▶ Exercise brief
Transcribe the listing verbatim. Do not carry over any pictures.
:: Dataset records ::
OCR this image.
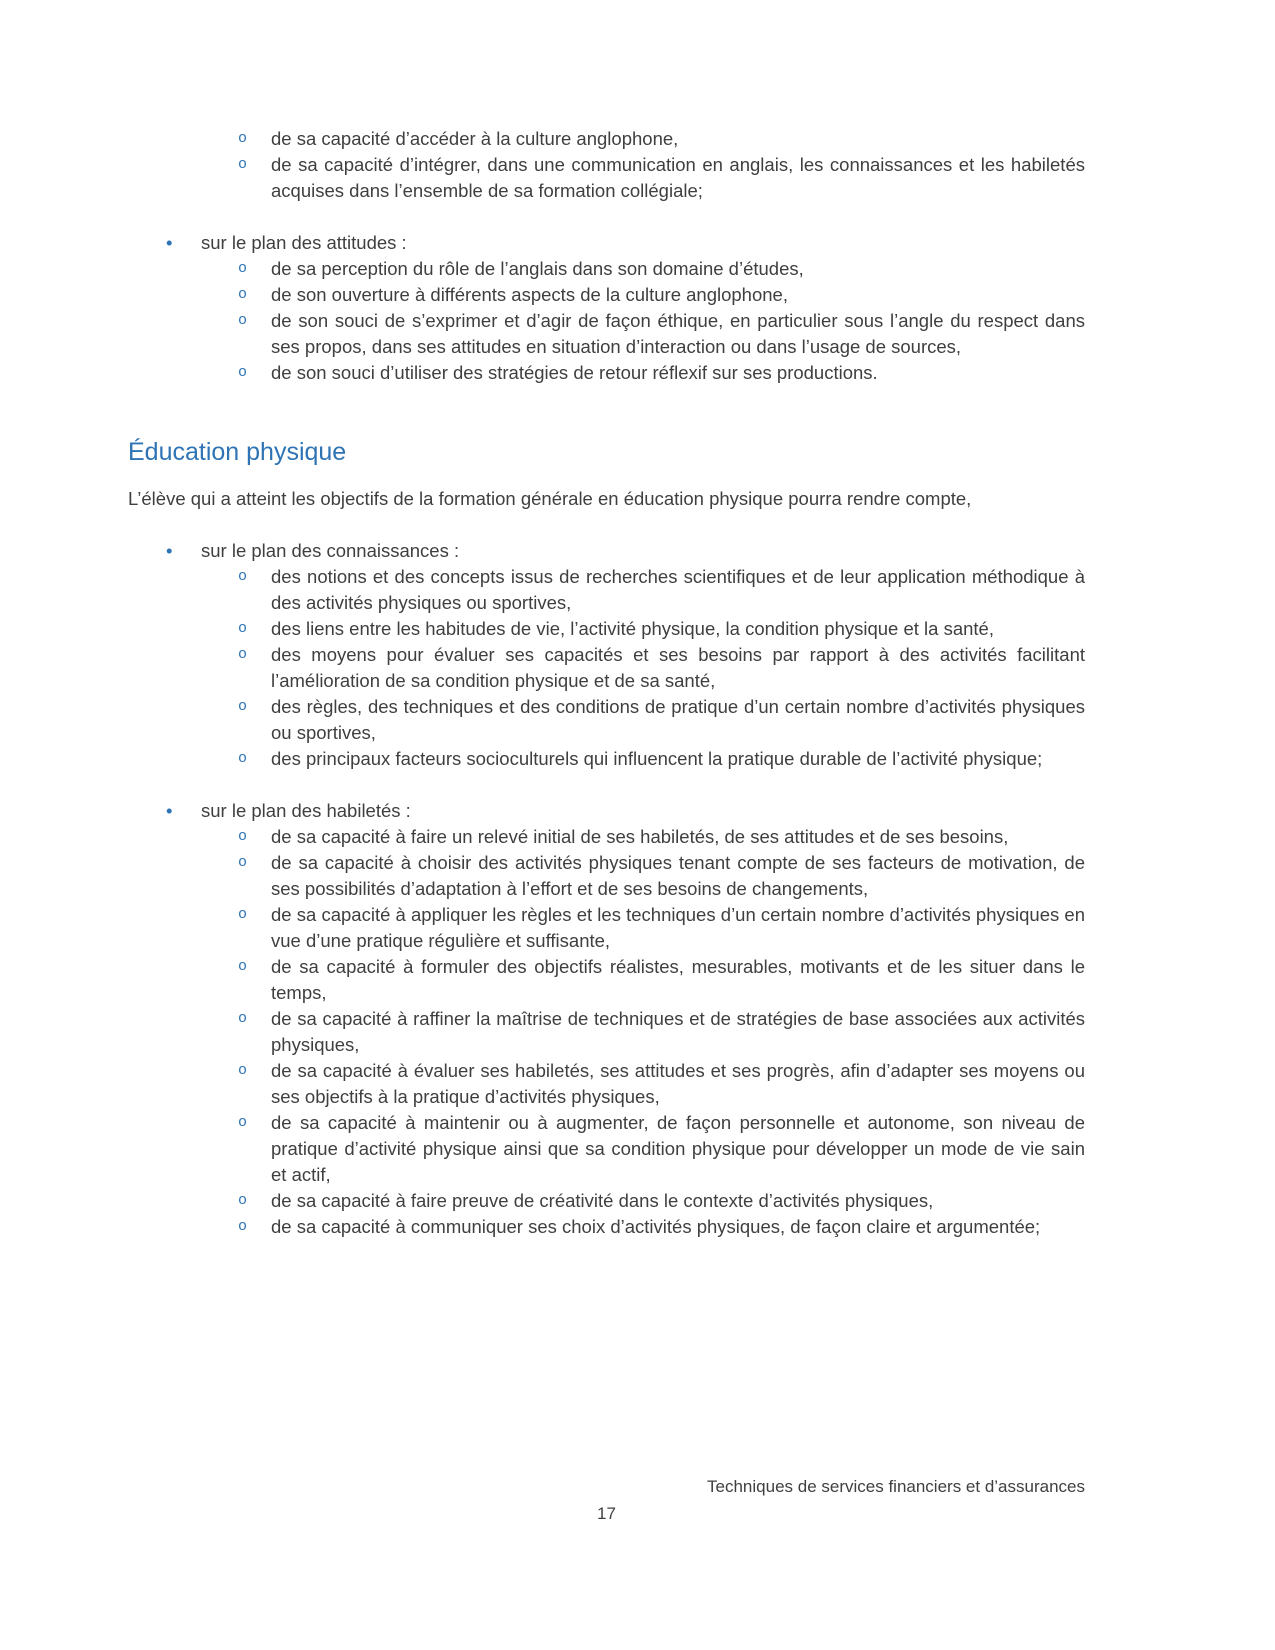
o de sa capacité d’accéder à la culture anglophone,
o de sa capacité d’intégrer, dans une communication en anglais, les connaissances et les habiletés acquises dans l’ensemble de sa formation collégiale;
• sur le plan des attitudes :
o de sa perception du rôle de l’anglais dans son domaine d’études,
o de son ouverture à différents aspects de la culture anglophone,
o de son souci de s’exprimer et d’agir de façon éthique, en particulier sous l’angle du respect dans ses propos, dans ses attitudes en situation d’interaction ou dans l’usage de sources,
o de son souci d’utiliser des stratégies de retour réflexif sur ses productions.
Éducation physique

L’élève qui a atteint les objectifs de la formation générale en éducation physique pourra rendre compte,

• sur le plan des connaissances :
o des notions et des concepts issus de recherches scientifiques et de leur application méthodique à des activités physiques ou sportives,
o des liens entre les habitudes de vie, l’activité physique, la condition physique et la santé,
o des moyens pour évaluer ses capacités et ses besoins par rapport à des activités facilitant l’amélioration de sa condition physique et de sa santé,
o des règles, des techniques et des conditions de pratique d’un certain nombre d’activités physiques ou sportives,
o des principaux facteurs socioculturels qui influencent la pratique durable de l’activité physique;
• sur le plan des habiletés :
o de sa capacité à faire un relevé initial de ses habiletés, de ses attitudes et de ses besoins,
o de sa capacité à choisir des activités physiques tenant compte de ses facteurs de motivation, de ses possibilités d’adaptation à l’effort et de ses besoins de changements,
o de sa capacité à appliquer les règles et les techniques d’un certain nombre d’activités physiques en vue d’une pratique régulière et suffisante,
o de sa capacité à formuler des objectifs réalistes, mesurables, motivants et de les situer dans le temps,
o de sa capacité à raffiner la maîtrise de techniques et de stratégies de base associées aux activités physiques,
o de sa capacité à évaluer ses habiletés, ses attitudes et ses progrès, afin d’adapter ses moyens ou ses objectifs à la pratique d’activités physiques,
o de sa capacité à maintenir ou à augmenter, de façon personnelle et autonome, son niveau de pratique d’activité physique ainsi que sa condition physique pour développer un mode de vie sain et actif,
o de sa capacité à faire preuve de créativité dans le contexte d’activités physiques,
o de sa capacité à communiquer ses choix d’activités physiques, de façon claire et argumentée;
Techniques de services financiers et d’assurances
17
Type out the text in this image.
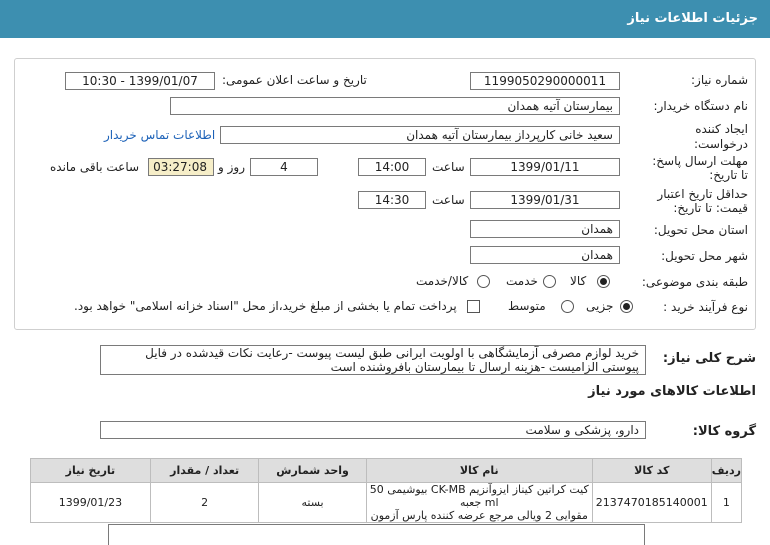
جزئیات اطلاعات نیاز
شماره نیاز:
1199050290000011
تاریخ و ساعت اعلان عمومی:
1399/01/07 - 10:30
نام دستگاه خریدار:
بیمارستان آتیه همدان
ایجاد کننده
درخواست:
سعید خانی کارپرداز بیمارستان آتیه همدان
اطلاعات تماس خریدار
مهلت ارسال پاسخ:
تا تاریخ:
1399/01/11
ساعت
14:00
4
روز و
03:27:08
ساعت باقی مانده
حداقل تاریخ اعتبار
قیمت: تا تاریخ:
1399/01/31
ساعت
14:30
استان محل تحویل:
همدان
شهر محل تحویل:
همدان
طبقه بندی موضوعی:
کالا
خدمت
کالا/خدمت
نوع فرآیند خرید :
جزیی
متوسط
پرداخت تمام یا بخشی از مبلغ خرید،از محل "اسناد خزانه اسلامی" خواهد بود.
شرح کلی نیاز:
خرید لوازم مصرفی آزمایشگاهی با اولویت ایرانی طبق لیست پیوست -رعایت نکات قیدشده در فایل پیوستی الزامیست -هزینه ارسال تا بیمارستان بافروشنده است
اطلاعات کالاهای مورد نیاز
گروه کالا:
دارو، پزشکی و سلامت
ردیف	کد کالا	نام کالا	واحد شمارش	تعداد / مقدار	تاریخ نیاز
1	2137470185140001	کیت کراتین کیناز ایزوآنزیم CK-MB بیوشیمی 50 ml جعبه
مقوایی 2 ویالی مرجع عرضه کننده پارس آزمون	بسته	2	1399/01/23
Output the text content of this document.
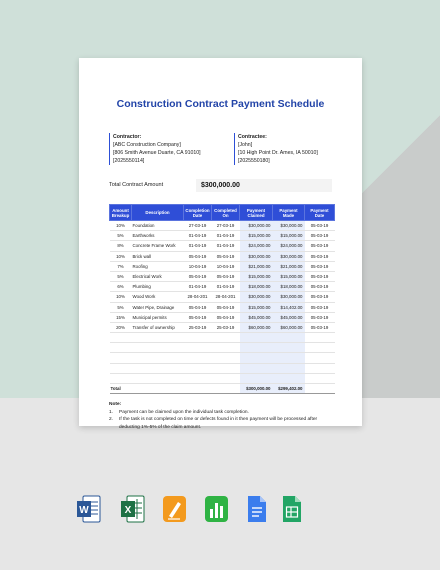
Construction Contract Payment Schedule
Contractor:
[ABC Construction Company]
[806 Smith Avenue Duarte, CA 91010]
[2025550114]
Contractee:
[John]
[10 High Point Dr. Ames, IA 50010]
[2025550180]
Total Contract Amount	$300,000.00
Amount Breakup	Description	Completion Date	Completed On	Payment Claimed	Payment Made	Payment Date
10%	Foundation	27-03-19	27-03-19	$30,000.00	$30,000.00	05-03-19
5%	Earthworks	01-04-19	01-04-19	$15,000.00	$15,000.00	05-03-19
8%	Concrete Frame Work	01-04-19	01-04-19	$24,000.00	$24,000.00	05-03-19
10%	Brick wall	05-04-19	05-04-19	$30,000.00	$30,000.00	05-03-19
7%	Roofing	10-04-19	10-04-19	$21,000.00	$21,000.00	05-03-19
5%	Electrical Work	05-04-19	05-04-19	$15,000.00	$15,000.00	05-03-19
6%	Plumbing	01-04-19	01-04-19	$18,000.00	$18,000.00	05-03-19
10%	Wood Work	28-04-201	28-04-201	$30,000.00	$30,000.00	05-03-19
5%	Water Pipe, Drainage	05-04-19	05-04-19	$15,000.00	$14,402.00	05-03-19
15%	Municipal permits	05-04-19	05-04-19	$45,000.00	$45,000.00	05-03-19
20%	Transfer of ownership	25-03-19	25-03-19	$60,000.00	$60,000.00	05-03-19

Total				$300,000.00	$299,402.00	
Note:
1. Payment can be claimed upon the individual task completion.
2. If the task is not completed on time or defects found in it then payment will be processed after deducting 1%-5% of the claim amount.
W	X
:::
▶ Response for this exercise
OCR this image.
o de sa capacité d’accéder à la culture anglophone,
o de sa capacité d’intégrer, dans une communication en anglais, les connaissances et les habiletés acquises dans l’ensemble de sa formation collégiale;
• sur le plan des attitudes :
o de sa perception du rôle de l’anglais dans son domaine d’études,
o de son ouverture à différents aspects de la culture anglophone,
o de son souci de s’exprimer et d’agir de façon éthique, en particulier sous l’angle du respect dans ses propos, dans ses attitudes en situation d’interaction ou dans l’usage de sources,
o de son souci d’utiliser des stratégies de retour réflexif sur ses productions.
Éducation physique

L’élève qui a atteint les objectifs de la formation générale en éducation physique pourra rendre compte,

• sur le plan des connaissances :
o des notions et des concepts issus de recherches scientifiques et de leur application méthodique à des activités physiques ou sportives,
o des liens entre les habitudes de vie, l’activité physique, la condition physique et la santé,
o des moyens pour évaluer ses capacités et ses besoins par rapport à des activités facilitant l’amélioration de sa condition physique et de sa santé,
o des règles, des techniques et des conditions de pratique d’un certain nombre d’activités physiques ou sportives,
o des principaux facteurs socioculturels qui influencent la pratique durable de l’activité physique;
• sur le plan des habiletés :
o de sa capacité à faire un relevé initial de ses habiletés, de ses attitudes et de ses besoins,
o de sa capacité à choisir des activités physiques tenant compte de ses facteurs de motivation, de ses possibilités d’adaptation à l’effort et de ses besoins de changements,
o de sa capacité à appliquer les règles et les techniques d’un certain nombre d’activités physiques en vue d’une pratique régulière et suffisante,
o de sa capacité à formuler des objectifs réalistes, mesurables, motivants et de les situer dans le temps,
o de sa capacité à raffiner la maîtrise de techniques et de stratégies de base associées aux activités physiques,
o de sa capacité à évaluer ses habiletés, ses attitudes et ses progrès, afin d’adapter ses moyens ou ses objectifs à la pratique d’activités physiques,
o de sa capacité à maintenir ou à augmenter, de façon personnelle et autonome, son niveau de pratique d’activité physique ainsi que sa condition physique pour développer un mode de vie sain et actif,
o de sa capacité à faire preuve de créativité dans le contexte d’activités physiques,
o de sa capacité à communiquer ses choix d’activités physiques, de façon claire et argumentée;
Techniques de services financiers et d’assurances
17
Type out the text in this image.
جزئیات اطلاعات نیاز
شماره نیاز:
1199050290000011
تاریخ و ساعت اعلان عمومی:
1399/01/07 - 10:30
نام دستگاه خریدار:
بیمارستان آتیه همدان
ایجاد کننده
درخواست:
سعید خانی کارپرداز بیمارستان آتیه همدان
اطلاعات تماس خریدار
مهلت ارسال پاسخ:
تا تاریخ:
1399/01/11
ساعت
14:00
4
روز و
03:27:08
ساعت باقی مانده
حداقل تاریخ اعتبار
قیمت: تا تاریخ:
1399/01/31
ساعت
14:30
استان محل تحویل:
همدان
شهر محل تحویل:
همدان
طبقه بندی موضوعی:
کالا
خدمت
کالا/خدمت
نوع فرآیند خرید :
جزیی
متوسط
پرداخت تمام یا بخشی از مبلغ خرید،از محل "اسناد خزانه اسلامی" خواهد بود.
شرح کلی نیاز:
خرید لوازم مصرفی آزمایشگاهی با اولویت ایرانی طبق لیست پیوست -رعایت نکات قیدشده در فایل پیوستی الزامیست -هزینه ارسال تا بیمارستان بافروشنده است
اطلاعات کالاهای مورد نیاز
گروه کالا:
دارو، پزشکی و سلامت
ردیف	کد کالا	نام کالا	واحد شمارش	تعداد / مقدار	تاریخ نیاز
1	2137470185140001	کیت کراتین کیناز ایزوآنزیم CK-MB بیوشیمی 50 ml جعبه
مقوایی 2 ویالی مرجع عرضه کننده پارس آزمون	بسته	2	1399/01/23
Output the text content of this document.
Construction Contract Payment Schedule
Contractor:
[ABC Construction Company]
[806 Smith Avenue Duarte, CA 91010]
[2025550114]
Contractee:
[John]
[10 High Point Dr. Ames, IA 50010]
[2025550180]
Total Contract Amount	$300,000.00
Amount Breakup	Description	Completion Date	Completed On	Payment Claimed	Payment Made	Payment Date
10%	Foundation	27-03-19	27-03-19	$30,000.00	$30,000.00	05-03-19
5%	Earthworks	01-04-19	01-04-19	$15,000.00	$15,000.00	05-03-19
8%	Concrete Frame Work	01-04-19	01-04-19	$24,000.00	$24,000.00	05-03-19
10%	Brick wall	05-04-19	05-04-19	$30,000.00	$30,000.00	05-03-19
7%	Roofing	10-04-19	10-04-19	$21,000.00	$21,000.00	05-03-19
5%	Electrical Work	05-04-19	05-04-19	$15,000.00	$15,000.00	05-03-19
6%	Plumbing	01-04-19	01-04-19	$18,000.00	$18,000.00	05-03-19
10%	Wood Work	28-04-201	28-04-201	$30,000.00	$30,000.00	05-03-19
5%	Water Pipe, Drainage	05-04-19	05-04-19	$15,000.00	$14,402.00	05-03-19
15%	Municipal permits	05-04-19	05-04-19	$45,000.00	$45,000.00	05-03-19
20%	Transfer of ownership	25-03-19	25-03-19	$60,000.00	$60,000.00	05-03-19

Total				$300,000.00	$299,402.00	
Note:
1. Payment can be claimed upon the individual task completion.
2. If the task is not completed on time or defects found in it then payment will be processed after deducting 1%-5% of the claim amount.
W	X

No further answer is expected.